→ **Written instruction A**: Return the passage on first quarter distributions from "We have completed" to "our coverage requirements.".
→ **Written instruction B**: Summarize the passage on first quarter distributions in two sentences.

→ **Text shown**:
First Quarter Distributions
     On December 6, 2010, our board of directors authorized and we declared distributions for the months of January, February and March 2011. These distributions will be calculated based on stockholders of record each day during such month and will equal a 7.25% annualized rate based on a $10.00 share price.
     We have completed a high volume of quality acquisitions and maintained low leverage, and we continue to place debt at current low interest rates. We have the benefit of a portfolio with occupancy above 90%, as well as balance sheet flexibility, including access to our $275 million unsecured credit facility. These factors position us to achieve full distribution coverage with modified funds from operations, or MFFO, going forward in 2011. MFFO is a non-GAAP financial measure. For more information regarding MFFO, see Supplement No. 9 dated November 24, 2010. We will continue to review our distribution policy on an ongoing basis to ensure that it is consistent with our coverage requirements.

→ **Given data**:

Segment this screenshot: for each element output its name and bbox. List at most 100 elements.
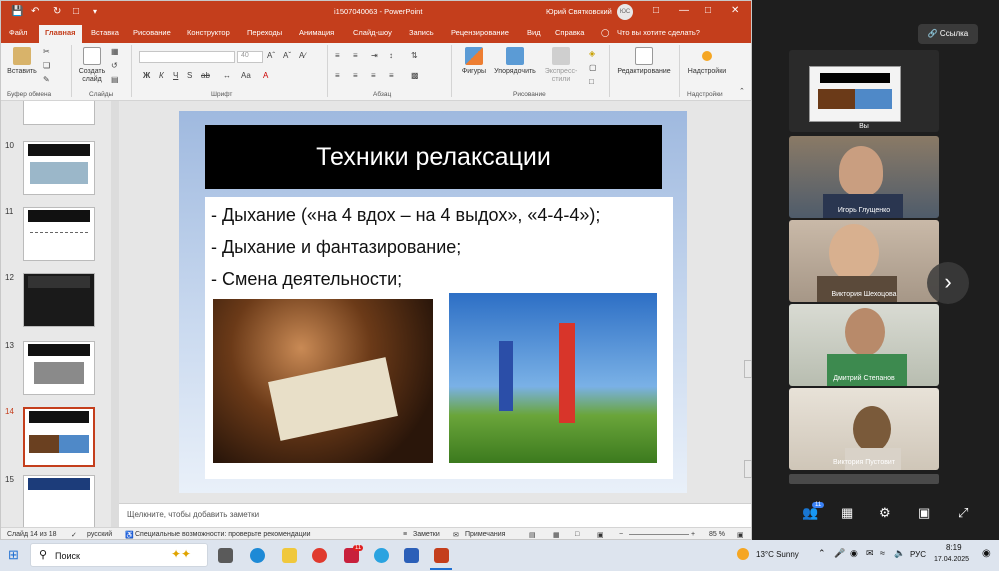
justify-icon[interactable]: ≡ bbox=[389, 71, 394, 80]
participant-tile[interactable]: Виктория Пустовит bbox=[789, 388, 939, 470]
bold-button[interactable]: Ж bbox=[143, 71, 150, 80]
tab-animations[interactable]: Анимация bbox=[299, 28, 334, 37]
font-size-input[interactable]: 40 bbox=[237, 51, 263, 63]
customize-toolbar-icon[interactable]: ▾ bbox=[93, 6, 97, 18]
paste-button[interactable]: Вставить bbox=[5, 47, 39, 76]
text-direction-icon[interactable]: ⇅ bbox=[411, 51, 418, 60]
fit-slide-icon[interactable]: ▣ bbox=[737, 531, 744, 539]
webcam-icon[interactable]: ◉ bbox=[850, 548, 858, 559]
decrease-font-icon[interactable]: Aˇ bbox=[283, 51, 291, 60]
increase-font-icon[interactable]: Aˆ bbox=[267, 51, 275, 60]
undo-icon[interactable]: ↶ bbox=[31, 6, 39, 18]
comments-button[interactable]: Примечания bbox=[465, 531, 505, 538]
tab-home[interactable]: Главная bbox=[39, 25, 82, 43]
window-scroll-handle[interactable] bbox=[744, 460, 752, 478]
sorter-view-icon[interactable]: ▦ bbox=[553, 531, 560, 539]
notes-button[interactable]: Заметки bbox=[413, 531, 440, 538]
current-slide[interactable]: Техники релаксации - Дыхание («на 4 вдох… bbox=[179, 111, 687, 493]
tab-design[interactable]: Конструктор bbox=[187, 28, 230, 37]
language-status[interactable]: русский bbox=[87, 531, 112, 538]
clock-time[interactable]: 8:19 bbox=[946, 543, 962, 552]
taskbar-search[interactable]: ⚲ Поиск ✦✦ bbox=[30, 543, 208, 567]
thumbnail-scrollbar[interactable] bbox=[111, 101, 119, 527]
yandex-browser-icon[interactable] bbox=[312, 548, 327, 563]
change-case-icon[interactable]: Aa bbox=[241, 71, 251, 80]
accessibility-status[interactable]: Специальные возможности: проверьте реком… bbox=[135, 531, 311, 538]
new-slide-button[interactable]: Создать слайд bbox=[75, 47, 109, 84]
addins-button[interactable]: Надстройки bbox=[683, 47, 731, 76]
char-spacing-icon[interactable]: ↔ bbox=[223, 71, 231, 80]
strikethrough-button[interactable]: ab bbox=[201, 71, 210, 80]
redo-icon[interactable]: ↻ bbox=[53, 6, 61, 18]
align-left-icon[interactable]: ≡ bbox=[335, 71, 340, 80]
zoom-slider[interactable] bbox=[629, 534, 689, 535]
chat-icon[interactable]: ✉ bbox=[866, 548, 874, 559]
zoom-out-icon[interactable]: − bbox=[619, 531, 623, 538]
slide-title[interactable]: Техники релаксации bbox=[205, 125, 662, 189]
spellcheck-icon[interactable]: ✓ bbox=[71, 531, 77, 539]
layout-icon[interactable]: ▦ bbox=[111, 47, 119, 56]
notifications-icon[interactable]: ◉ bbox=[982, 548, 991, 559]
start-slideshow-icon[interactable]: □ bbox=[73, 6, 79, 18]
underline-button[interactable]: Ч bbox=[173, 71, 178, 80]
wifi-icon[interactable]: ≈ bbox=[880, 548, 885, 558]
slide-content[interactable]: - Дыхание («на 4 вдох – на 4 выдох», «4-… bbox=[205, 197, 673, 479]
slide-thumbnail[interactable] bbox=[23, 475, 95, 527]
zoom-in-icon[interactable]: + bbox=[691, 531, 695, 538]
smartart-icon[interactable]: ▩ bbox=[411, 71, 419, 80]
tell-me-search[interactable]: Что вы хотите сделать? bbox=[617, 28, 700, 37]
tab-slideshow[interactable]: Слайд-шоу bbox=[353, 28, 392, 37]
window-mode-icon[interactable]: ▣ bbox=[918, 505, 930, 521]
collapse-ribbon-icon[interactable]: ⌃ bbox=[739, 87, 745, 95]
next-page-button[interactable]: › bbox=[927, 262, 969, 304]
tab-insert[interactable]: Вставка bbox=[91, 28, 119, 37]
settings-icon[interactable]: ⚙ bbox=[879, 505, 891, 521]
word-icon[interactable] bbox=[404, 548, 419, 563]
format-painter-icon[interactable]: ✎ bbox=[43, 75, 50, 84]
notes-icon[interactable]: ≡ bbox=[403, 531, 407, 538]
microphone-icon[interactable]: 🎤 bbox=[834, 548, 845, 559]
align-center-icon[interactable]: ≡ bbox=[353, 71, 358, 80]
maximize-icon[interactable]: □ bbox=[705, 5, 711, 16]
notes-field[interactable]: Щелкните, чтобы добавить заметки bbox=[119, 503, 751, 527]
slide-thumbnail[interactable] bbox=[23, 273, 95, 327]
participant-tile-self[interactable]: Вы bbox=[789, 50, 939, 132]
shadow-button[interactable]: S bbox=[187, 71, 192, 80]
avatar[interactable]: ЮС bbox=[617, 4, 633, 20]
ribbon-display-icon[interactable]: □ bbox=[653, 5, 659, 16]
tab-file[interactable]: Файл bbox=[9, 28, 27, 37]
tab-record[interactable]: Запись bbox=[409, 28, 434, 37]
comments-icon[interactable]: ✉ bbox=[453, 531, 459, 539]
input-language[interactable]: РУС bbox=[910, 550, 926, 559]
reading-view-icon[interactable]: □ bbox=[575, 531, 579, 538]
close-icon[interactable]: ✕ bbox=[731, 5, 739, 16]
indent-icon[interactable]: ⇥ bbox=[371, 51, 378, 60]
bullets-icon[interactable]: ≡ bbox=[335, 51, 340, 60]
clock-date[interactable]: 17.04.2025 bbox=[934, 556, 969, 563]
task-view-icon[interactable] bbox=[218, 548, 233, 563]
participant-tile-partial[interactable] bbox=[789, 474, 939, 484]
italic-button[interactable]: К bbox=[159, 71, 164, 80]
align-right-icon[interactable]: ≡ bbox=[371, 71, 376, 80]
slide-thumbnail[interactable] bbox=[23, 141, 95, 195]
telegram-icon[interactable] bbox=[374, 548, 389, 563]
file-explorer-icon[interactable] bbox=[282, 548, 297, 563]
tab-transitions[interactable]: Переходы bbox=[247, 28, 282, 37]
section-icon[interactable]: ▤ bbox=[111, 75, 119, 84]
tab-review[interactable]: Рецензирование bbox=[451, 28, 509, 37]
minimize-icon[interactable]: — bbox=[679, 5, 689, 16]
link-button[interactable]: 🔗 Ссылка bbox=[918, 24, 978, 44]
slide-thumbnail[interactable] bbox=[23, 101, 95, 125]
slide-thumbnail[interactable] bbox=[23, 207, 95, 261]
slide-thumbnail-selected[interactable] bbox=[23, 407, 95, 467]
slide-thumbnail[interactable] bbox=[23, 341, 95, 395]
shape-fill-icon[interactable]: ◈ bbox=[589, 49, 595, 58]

→ **Worked solution A**:
We have completed a high volume of quality acquisitions and maintained low leverage, and we continue to place debt at current low interest rates. We have the benefit of a portfolio with occupancy above 90%, as well as balance sheet flexibility, including access to our $275 million unsecured credit facility. These factors position us to achieve full distribution coverage with modified funds from operations, or MFFO, going forward in 2011. MFFO is a non-GAAP financial measure. For more information regarding MFFO, see Supplement No. 9 dated November 24, 2010. We will continue to review our distribution policy on an ongoing basis to ensure that it is consistent with our coverage requirements.

→ **Worked solution B**: On December 6, 2010, the board of directors authorized and declared distributions for January, February and March 2011, calculated on stockholders of record each day and equal to a 7.25% annualized rate based on a $10.00 share price. Citing its acquisitions, low leverage, occupancy above 90% and access to a $275 million unsecured credit facility, the company expects to achieve full distribution coverage with MFFO in 2011 and will keep reviewing its distribution policy.